___ Text passage ___

From Bonusprint to Boots, there are numerous places to have photo books created. Their soul may not truly be captured in photos, but the spirit reflected in them can grace your coffee table or bookshelf. The selection process alone—of puppy pictures to those duo selfies you took of the two of you with your smartphone—will recall the best of times, and crafting captions and adding descriptions will make it a story to share with kids and dog lovers for years to come.
If photo books sound old school, we have 21st-century collaborative technology to create a shared space for friends and family to contribute. Ask friends (and maybe a special sitter) to look through photos for pics of you two, then add them to Facebook, Flickr, Tumblr, Instagram, etc. You might discover forgotten memories others have captured throughout the years, and even see you and your companion through the eyes and lenses of others.
When the final day of black Labrador Duke Roberts was turned into a blog by her pet parents, it went viral with shared tears. If you know the day is coming for your dog and can create a blog or website like I Died Today, that may be a way to bring both closure and commemoration. Since many times we don’t know or plan the day, simply planning to create a “Life of ___” page may be the way to go. Even if you’re not very web savvy, WordPress and other blog sites provide simple ways a way to create a living, online testament to their life.
Opening up a book or pulling up a website may not provide a simple, concise way to take that trip down memory lane. If you have bits of video and pictures that can be assembled into a 2-3 minute video, you can add a song that captures the essence of your dog and use Windows MovieMaker or iMovie to create a video. (If you, another family member or friend aren’t up to the task, there are services that will produce it for you). Upload it to Youtube (private or public, your choice), and if you’re passing the dog park and waxing nostalgic, you can pause and refresh that season of life with a poignant, audio-visual rush of emotions.

___

■ What is expected
Transcribe the passage on ways to remember a dog word for word, starting at "If photo books" and ending at "lenses of others.".

___ Data ___

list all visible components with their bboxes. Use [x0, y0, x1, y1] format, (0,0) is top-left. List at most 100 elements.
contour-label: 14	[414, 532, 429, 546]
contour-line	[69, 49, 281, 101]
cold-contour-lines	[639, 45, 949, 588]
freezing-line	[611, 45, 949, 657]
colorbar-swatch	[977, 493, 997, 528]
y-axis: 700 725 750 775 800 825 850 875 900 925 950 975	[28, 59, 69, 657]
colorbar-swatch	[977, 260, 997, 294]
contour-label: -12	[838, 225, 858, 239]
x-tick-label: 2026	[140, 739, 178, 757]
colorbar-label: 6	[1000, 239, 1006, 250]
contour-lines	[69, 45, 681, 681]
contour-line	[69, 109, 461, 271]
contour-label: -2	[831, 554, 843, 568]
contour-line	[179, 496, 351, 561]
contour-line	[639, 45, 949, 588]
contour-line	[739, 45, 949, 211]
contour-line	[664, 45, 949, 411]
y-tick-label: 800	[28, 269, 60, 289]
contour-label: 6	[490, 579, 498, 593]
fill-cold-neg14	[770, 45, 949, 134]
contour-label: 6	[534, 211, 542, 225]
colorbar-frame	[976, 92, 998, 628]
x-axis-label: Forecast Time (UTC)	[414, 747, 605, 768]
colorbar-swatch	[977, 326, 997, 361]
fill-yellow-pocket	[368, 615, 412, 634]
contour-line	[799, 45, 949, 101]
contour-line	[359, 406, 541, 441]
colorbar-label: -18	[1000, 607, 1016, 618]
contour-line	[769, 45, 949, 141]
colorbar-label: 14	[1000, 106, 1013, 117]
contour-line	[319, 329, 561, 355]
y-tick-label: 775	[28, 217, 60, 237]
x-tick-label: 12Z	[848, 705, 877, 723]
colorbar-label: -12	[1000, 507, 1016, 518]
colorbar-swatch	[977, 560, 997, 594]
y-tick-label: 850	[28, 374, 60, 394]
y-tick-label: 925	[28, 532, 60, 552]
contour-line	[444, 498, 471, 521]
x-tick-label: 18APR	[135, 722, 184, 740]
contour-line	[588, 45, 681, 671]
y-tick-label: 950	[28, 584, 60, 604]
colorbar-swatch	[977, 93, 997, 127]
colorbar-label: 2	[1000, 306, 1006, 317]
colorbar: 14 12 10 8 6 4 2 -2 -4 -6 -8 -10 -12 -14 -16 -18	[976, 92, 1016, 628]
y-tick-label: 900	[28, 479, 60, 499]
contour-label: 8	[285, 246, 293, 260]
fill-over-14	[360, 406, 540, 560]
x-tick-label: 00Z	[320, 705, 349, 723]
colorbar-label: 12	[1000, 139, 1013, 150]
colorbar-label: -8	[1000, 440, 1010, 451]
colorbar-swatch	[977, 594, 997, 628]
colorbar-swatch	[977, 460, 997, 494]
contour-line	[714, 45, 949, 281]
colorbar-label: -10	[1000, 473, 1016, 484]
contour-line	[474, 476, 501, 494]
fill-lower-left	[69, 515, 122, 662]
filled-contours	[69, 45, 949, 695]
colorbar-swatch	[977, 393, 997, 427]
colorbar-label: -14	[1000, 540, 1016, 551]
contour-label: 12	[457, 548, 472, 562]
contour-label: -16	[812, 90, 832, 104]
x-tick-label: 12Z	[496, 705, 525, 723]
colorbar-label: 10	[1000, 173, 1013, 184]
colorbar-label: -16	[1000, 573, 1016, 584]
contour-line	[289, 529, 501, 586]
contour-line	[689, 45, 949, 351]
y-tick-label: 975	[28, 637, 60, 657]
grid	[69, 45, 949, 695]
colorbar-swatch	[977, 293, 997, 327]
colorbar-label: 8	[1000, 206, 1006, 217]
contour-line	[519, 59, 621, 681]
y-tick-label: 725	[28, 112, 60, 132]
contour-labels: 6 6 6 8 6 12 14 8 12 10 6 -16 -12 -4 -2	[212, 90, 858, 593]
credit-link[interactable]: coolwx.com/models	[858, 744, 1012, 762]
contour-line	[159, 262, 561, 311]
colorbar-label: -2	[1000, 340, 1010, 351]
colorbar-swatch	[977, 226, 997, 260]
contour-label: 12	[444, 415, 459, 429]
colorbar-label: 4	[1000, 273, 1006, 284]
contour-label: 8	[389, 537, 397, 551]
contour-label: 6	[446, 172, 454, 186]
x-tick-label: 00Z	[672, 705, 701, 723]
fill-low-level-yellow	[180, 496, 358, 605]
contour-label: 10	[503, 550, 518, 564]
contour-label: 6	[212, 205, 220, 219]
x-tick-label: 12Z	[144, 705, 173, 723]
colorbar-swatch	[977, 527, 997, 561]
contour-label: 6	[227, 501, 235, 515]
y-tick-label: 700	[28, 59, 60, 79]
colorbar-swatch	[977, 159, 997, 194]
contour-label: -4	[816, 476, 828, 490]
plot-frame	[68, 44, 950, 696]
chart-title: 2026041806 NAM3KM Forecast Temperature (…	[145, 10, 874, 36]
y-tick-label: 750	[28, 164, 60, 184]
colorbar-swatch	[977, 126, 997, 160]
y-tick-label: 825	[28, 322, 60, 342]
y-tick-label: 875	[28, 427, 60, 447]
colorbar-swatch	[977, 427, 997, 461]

___

■ Answer box
If photo books sound old school, we have 21st-century collaborative technology to create a shared space for friends and family to contribute. Ask friends (and maybe a special sitter) to look through photos for pics of you two, then add them to Facebook, Flickr, Tumblr, Instagram, etc. You might discover forgotten memories others have captured throughout the years, and even see you and your companion through the eyes and lenses of others.